Dataset extract start

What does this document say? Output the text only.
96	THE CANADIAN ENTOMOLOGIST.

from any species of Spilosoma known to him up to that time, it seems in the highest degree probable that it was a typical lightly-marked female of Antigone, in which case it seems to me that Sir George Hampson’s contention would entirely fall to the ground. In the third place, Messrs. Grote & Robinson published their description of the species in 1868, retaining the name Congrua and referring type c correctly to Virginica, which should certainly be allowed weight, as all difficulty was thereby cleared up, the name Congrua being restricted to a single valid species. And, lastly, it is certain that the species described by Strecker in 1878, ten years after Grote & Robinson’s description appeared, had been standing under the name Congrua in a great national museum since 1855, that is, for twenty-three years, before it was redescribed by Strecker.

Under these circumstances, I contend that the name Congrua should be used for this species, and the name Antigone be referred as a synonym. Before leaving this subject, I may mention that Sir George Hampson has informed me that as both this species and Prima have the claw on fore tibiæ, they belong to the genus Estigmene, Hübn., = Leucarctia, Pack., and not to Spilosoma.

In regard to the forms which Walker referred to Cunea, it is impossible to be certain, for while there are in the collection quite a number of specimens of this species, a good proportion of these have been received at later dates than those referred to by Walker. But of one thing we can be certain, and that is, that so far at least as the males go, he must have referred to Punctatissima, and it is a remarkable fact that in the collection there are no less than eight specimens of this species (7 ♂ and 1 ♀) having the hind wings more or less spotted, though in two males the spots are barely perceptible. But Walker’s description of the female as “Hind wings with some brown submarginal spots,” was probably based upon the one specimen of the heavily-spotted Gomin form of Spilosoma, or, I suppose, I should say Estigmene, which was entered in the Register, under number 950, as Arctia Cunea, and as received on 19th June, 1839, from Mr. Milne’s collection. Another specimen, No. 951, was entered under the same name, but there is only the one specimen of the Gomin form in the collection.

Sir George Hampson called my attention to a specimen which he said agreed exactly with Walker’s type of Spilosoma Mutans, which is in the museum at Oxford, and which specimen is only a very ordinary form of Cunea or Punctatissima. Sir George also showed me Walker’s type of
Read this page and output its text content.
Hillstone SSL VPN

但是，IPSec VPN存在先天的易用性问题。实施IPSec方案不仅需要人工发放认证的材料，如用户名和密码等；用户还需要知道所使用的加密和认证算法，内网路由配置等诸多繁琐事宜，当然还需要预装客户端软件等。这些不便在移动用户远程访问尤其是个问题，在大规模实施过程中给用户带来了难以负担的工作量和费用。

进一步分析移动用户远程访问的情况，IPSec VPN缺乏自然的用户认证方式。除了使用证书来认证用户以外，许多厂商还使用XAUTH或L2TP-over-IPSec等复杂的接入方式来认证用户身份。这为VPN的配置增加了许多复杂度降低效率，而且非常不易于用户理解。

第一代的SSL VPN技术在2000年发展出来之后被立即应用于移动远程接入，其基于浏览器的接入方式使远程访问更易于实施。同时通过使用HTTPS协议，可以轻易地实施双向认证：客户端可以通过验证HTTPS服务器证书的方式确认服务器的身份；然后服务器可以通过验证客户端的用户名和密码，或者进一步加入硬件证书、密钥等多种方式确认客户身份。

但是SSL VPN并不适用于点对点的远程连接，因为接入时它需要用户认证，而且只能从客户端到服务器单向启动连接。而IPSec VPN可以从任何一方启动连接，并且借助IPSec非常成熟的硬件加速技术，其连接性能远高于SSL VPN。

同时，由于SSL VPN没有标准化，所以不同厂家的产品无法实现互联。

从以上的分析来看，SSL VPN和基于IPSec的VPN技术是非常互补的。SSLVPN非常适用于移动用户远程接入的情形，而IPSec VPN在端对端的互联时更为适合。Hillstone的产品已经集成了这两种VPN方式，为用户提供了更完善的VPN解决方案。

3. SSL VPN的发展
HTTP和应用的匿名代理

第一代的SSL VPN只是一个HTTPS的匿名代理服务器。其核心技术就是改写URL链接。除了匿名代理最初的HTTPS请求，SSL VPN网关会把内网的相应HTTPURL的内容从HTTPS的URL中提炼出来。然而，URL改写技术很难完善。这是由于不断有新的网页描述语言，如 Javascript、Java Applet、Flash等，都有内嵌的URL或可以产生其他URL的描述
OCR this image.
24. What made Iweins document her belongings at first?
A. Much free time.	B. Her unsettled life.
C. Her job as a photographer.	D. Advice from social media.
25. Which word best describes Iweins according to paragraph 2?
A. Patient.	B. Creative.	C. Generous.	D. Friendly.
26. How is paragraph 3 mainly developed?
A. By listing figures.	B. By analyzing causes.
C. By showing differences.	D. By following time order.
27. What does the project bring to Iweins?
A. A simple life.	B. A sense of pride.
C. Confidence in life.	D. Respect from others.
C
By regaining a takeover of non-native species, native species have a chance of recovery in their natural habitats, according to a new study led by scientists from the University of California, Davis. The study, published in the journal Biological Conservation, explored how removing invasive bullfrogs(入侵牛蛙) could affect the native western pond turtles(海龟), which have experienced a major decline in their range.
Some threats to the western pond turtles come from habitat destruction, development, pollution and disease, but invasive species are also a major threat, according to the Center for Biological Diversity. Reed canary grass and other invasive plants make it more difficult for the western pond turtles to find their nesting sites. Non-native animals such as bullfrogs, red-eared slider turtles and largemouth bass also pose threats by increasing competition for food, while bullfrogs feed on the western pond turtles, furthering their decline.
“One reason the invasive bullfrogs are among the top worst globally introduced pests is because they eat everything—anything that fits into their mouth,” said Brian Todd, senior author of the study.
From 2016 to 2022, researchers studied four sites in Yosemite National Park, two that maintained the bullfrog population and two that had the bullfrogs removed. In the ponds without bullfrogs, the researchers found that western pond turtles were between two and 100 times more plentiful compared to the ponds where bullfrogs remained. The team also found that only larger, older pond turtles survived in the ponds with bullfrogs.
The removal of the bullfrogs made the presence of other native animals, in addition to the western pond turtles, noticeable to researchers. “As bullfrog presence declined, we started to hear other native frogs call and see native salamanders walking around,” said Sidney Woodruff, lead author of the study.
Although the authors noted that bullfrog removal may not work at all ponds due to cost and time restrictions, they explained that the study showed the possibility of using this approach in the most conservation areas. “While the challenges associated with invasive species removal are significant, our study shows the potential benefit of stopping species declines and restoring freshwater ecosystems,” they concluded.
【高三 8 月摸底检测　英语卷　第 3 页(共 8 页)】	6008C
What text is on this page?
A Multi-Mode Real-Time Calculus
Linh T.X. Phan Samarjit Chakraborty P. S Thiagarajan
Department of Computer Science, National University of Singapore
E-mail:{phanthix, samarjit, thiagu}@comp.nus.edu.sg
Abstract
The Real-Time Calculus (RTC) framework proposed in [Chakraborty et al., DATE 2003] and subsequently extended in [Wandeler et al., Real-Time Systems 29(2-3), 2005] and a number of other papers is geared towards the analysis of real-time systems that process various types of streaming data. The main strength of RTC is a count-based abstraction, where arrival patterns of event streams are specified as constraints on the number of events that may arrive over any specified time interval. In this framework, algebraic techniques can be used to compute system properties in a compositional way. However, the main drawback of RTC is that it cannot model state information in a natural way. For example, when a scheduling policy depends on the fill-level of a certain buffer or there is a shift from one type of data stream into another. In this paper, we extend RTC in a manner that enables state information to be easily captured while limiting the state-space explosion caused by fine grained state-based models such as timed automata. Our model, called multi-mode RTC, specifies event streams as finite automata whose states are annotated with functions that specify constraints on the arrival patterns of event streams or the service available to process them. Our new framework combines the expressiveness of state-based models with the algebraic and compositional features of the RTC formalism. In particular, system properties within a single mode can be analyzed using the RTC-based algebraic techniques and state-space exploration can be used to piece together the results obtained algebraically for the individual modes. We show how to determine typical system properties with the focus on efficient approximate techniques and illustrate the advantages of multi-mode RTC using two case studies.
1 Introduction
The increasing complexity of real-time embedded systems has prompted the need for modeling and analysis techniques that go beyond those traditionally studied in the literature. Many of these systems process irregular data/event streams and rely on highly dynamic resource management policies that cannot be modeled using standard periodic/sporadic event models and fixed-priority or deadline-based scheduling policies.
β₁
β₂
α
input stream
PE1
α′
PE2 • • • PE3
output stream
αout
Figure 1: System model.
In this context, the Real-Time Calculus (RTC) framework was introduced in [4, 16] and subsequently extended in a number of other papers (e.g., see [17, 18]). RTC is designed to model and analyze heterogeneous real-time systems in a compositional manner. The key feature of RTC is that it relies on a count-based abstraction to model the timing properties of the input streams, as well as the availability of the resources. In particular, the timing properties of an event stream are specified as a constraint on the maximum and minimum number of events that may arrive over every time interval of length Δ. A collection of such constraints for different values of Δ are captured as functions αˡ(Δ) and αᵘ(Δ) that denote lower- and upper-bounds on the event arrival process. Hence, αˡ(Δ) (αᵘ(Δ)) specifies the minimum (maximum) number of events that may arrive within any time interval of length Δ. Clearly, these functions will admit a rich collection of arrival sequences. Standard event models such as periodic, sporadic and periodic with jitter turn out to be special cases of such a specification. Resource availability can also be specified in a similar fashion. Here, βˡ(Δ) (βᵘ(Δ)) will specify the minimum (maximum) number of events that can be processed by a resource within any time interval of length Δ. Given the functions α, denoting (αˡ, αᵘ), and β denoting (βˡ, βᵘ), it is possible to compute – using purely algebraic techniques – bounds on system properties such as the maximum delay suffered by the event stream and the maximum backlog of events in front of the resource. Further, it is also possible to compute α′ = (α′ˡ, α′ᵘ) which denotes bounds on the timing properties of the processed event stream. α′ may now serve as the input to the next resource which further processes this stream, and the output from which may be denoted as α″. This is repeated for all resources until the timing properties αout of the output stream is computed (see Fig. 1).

Dataset extract end

How many lines of the listing include the string "showed"? Answer with the number alone.

● **Exercise output**:
2